- The request -
Print all records exactly, leaving nothing out.

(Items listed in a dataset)
• • • • •
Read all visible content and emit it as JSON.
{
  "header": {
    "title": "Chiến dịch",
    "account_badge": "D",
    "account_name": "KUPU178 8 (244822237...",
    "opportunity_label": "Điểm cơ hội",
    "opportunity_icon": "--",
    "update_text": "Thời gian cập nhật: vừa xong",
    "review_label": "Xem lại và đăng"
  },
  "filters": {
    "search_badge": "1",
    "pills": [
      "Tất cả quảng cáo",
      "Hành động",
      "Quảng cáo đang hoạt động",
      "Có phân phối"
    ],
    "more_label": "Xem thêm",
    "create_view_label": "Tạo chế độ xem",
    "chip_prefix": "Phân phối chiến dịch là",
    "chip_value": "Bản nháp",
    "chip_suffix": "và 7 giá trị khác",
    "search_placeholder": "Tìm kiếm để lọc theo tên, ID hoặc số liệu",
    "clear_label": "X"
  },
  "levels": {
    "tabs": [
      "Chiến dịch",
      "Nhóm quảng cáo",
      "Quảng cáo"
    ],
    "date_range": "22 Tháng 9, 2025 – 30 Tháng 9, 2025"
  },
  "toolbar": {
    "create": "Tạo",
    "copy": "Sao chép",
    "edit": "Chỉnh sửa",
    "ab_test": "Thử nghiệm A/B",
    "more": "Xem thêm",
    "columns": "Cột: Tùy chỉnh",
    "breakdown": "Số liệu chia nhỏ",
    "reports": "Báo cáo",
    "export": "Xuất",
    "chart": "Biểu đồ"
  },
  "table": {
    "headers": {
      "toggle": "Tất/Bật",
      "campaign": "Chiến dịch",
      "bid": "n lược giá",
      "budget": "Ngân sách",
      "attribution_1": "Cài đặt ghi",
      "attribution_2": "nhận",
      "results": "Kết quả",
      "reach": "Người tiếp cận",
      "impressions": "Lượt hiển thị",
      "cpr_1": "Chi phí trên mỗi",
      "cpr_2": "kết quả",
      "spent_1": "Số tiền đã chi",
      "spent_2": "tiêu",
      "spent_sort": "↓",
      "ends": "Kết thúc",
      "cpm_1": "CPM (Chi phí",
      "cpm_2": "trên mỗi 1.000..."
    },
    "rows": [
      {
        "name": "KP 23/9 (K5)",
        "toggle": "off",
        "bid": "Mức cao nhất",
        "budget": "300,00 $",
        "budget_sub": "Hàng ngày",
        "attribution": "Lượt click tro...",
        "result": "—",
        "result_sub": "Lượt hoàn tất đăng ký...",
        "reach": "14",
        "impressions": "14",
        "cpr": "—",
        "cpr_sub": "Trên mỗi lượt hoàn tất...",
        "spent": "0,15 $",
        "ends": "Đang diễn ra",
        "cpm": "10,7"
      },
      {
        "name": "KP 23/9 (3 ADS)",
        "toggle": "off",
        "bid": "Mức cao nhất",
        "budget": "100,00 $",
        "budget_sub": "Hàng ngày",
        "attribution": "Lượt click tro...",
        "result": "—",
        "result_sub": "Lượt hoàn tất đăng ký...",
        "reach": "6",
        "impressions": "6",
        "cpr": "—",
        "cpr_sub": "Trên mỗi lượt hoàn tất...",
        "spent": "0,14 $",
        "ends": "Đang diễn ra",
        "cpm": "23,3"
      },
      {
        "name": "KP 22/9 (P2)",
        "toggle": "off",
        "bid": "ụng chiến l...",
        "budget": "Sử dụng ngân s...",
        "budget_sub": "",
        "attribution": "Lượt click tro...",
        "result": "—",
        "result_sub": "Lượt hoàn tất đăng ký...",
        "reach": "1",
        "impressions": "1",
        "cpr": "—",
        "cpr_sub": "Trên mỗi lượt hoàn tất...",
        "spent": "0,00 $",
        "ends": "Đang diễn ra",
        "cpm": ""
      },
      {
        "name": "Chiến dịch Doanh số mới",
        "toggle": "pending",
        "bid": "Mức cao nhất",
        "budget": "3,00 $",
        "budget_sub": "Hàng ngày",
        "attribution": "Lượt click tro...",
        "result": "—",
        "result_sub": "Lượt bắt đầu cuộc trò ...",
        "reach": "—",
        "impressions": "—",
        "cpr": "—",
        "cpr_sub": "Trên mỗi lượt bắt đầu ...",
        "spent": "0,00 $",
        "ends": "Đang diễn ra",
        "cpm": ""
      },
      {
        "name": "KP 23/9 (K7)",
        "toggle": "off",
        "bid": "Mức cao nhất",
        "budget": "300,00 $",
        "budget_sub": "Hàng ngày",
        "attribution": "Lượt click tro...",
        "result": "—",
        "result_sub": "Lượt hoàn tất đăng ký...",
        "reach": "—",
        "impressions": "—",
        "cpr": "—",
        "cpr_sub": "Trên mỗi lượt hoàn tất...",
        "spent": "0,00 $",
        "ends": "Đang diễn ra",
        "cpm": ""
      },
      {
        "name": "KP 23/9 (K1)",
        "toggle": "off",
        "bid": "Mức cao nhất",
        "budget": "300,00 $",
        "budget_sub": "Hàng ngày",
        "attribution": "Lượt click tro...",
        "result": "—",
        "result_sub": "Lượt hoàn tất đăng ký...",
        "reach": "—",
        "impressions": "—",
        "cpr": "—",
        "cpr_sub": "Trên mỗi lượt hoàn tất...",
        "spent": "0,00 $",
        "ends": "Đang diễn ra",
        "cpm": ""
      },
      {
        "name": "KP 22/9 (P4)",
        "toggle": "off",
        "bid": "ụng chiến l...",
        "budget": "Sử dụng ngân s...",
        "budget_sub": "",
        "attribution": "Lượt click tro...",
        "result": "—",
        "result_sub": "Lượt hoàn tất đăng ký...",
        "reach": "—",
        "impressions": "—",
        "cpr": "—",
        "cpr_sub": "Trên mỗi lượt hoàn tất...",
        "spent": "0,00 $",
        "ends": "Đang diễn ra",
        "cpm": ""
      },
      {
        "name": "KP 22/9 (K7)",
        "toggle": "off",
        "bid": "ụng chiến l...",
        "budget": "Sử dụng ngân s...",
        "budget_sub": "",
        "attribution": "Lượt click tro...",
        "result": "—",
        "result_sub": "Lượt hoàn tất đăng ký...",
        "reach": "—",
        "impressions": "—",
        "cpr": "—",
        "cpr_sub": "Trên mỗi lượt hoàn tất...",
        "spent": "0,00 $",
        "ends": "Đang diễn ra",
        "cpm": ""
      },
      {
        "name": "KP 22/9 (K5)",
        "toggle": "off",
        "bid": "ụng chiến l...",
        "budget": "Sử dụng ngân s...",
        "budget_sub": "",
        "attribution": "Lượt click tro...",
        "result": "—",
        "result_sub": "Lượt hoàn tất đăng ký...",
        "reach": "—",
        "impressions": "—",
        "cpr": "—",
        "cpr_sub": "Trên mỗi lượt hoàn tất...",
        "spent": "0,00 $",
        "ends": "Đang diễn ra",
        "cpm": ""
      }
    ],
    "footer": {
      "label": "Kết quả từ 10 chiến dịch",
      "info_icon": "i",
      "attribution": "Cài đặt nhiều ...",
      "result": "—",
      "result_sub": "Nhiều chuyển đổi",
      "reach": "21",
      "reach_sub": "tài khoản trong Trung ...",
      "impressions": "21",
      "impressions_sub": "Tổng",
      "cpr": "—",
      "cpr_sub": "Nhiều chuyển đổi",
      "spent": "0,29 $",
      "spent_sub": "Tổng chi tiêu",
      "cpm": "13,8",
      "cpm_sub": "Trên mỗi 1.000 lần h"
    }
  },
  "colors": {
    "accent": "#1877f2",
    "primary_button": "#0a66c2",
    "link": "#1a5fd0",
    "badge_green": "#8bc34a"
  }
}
• • • • •
- Answer below -
Read all visible content and emit it as JSON.
{
  "header": {
    "title": "Chiến dịch",
    "account_badge": "D",
    "account_name": "KUPU178 8 (244822237...",
    "opportunity_label": "Điểm cơ hội",
    "opportunity_icon": "--",
    "update_text": "Thời gian cập nhật: vừa xong",
    "review_label": "Xem lại và đăng"
  },
  "filters": {
    "search_badge": "1",
    "pills": [
      "Tất cả quảng cáo",
      "Hành động",
      "Quảng cáo đang hoạt động",
      "Có phân phối"
    ],
    "more_label": "Xem thêm",
    "create_view_label": "Tạo chế độ xem",
    "chip_prefix": "Phân phối chiến dịch là",
    "chip_value": "Bản nháp",
    "chip_suffix": "và 7 giá trị khác",
    "search_placeholder": "Tìm kiếm để lọc theo tên, ID hoặc số liệu",
    "clear_label": "X"
  },
  "levels": {
    "tabs": [
      "Chiến dịch",
      "Nhóm quảng cáo",
      "Quảng cáo"
    ],
    "date_range": "22 Tháng 9, 2025 – 30 Tháng 9, 2025"
  },
  "toolbar": {
    "create": "Tạo",
    "copy": "Sao chép",
    "edit": "Chỉnh sửa",
    "ab_test": "Thử nghiệm A/B",
    "more": "Xem thêm",
    "columns": "Cột: Tùy chỉnh",
    "breakdown": "Số liệu chia nhỏ",
    "reports": "Báo cáo",
    "export": "Xuất",
    "chart": "Biểu đồ"
  },
  "table": {
    "headers": {
      "toggle": "Tất/Bật",
      "campaign": "Chiến dịch",
      "bid": "n lược giá",
      "budget": "Ngân sách",
      "attribution_1": "Cài đặt ghi",
      "attribution_2": "nhận",
      "results": "Kết quả",
      "reach": "Người tiếp cận",
      "impressions": "Lượt hiển thị",
      "cpr_1": "Chi phí trên mỗi",
      "cpr_2": "kết quả",
      "spent_1": "Số tiền đã chi",
      "spent_2": "tiêu",
      "spent_sort": "↓",
      "ends": "Kết thúc",
      "cpm_1": "CPM (Chi phí",
      "cpm_2": "trên mỗi 1.000..."
    },
    "rows": [
      {
        "name": "KP 23/9 (K5)",
        "toggle": "off",
        "bid": "Mức cao nhất",
        "budget": "300,00 $",
        "budget_sub": "Hàng ngày",
        "attribution": "Lượt click tro...",
        "result": "—",
        "result_sub": "Lượt hoàn tất đăng ký...",
        "reach": "14",
        "impressions": "14",
        "cpr": "—",
        "cpr_sub": "Trên mỗi lượt hoàn tất...",
        "spent": "0,15 $",
        "ends": "Đang diễn ra",
        "cpm": "10,7"
      },
      {
        "name": "KP 23/9 (3 ADS)",
        "toggle": "off",
        "bid": "Mức cao nhất",
        "budget": "100,00 $",
        "budget_sub": "Hàng ngày",
        "attribution": "Lượt click tro...",
        "result": "—",
        "result_sub": "Lượt hoàn tất đăng ký...",
        "reach": "6",
        "impressions": "6",
        "cpr": "—",
        "cpr_sub": "Trên mỗi lượt hoàn tất...",
        "spent": "0,14 $",
        "ends": "Đang diễn ra",
        "cpm": "23,3"
      },
      {
        "name": "KP 22/9 (P2)",
        "toggle": "off",
        "bid": "ụng chiến l...",
        "budget": "Sử dụng ngân s...",
        "budget_sub": "",
        "attribution": "Lượt click tro...",
        "result": "—",
        "result_sub": "Lượt hoàn tất đăng ký...",
        "reach": "1",
        "impressions": "1",
        "cpr": "—",
        "cpr_sub": "Trên mỗi lượt hoàn tất...",
        "spent": "0,00 $",
        "ends": "Đang diễn ra",
        "cpm": ""
      },
      {
        "name": "Chiến dịch Doanh số mới",
        "toggle": "pending",
        "bid": "Mức cao nhất",
        "budget": "3,00 $",
        "budget_sub": "Hàng ngày",
        "attribution": "Lượt click tro...",
        "result": "—",
        "result_sub": "Lượt bắt đầu cuộc trò ...",
        "reach": "—",
        "impressions": "—",
        "cpr": "—",
        "cpr_sub": "Trên mỗi lượt bắt đầu ...",
        "spent": "0,00 $",
        "ends": "Đang diễn ra",
        "cpm": ""
      },
      {
        "name": "KP 23/9 (K7)",
        "toggle": "off",
        "bid": "Mức cao nhất",
        "budget": "300,00 $",
        "budget_sub": "Hàng ngày",
        "attribution": "Lượt click tro...",
        "result": "—",
        "result_sub": "Lượt hoàn tất đăng ký...",
        "reach": "—",
        "impressions": "—",
        "cpr": "—",
        "cpr_sub": "Trên mỗi lượt hoàn tất...",
        "spent": "0,00 $",
        "ends": "Đang diễn ra",
        "cpm": ""
      },
      {
        "name": "KP 23/9 (K1)",
        "toggle": "off",
        "bid": "Mức cao nhất",
        "budget": "300,00 $",
        "budget_sub": "Hàng ngày",
        "attribution": "Lượt click tro...",
        "result": "—",
        "result_sub": "Lượt hoàn tất đăng ký...",
        "reach": "—",
        "impressions": "—",
        "cpr": "—",
        "cpr_sub": "Trên mỗi lượt hoàn tất...",
        "spent": "0,00 $",
        "ends": "Đang diễn ra",
        "cpm": ""
      },
      {
        "name": "KP 22/9 (P4)",
        "toggle": "off",
        "bid": "ụng chiến l...",
        "budget": "Sử dụng ngân s...",
        "budget_sub": "",
        "attribution": "Lượt click tro...",
        "result": "—",
        "result_sub": "Lượt hoàn tất đăng ký...",
        "reach": "—",
        "impressions": "—",
        "cpr": "—",
        "cpr_sub": "Trên mỗi lượt hoàn tất...",
        "spent": "0,00 $",
        "ends": "Đang diễn ra",
        "cpm": ""
      },
      {
        "name": "KP 22/9 (K7)",
        "toggle": "off",
        "bid": "ụng chiến l...",
        "budget": "Sử dụng ngân s...",
        "budget_sub": "",
        "attribution": "Lượt click tro...",
        "result": "—",
        "result_sub": "Lượt hoàn tất đăng ký...",
        "reach": "—",
        "impressions": "—",
        "cpr": "—",
        "cpr_sub": "Trên mỗi lượt hoàn tất...",
        "spent": "0,00 $",
        "ends": "Đang diễn ra",
        "cpm": ""
      },
      {
        "name": "KP 22/9 (K5)",
        "toggle": "off",
        "bid": "ụng chiến l...",
        "budget": "Sử dụng ngân s...",
        "budget_sub": "",
        "attribution": "Lượt click tro...",
        "result": "—",
        "result_sub": "Lượt hoàn tất đăng ký...",
        "reach": "—",
        "impressions": "—",
        "cpr": "—",
        "cpr_sub": "Trên mỗi lượt hoàn tất...",
        "spent": "0,00 $",
        "ends": "Đang diễn ra",
        "cpm": ""
      }
    ],
    "footer": {
      "label": "Kết quả từ 10 chiến dịch",
      "info_icon": "i",
      "attribution": "Cài đặt nhiều ...",
      "result": "—",
      "result_sub": "Nhiều chuyển đổi",
      "reach": "21",
      "reach_sub": "tài khoản trong Trung ...",
      "impressions": "21",
      "impressions_sub": "Tổng",
      "cpr": "—",
      "cpr_sub": "Nhiều chuyển đổi",
      "spent": "0,29 $",
      "spent_sub": "Tổng chi tiêu",
      "cpm": "13,8",
      "cpm_sub": "Trên mỗi 1.000 lần h"
    }
  },
  "colors": {
    "accent": "#1877f2",
    "primary_button": "#0a66c2",
    "link": "#1a5fd0",
    "badge_green": "#8bc34a"
  }
}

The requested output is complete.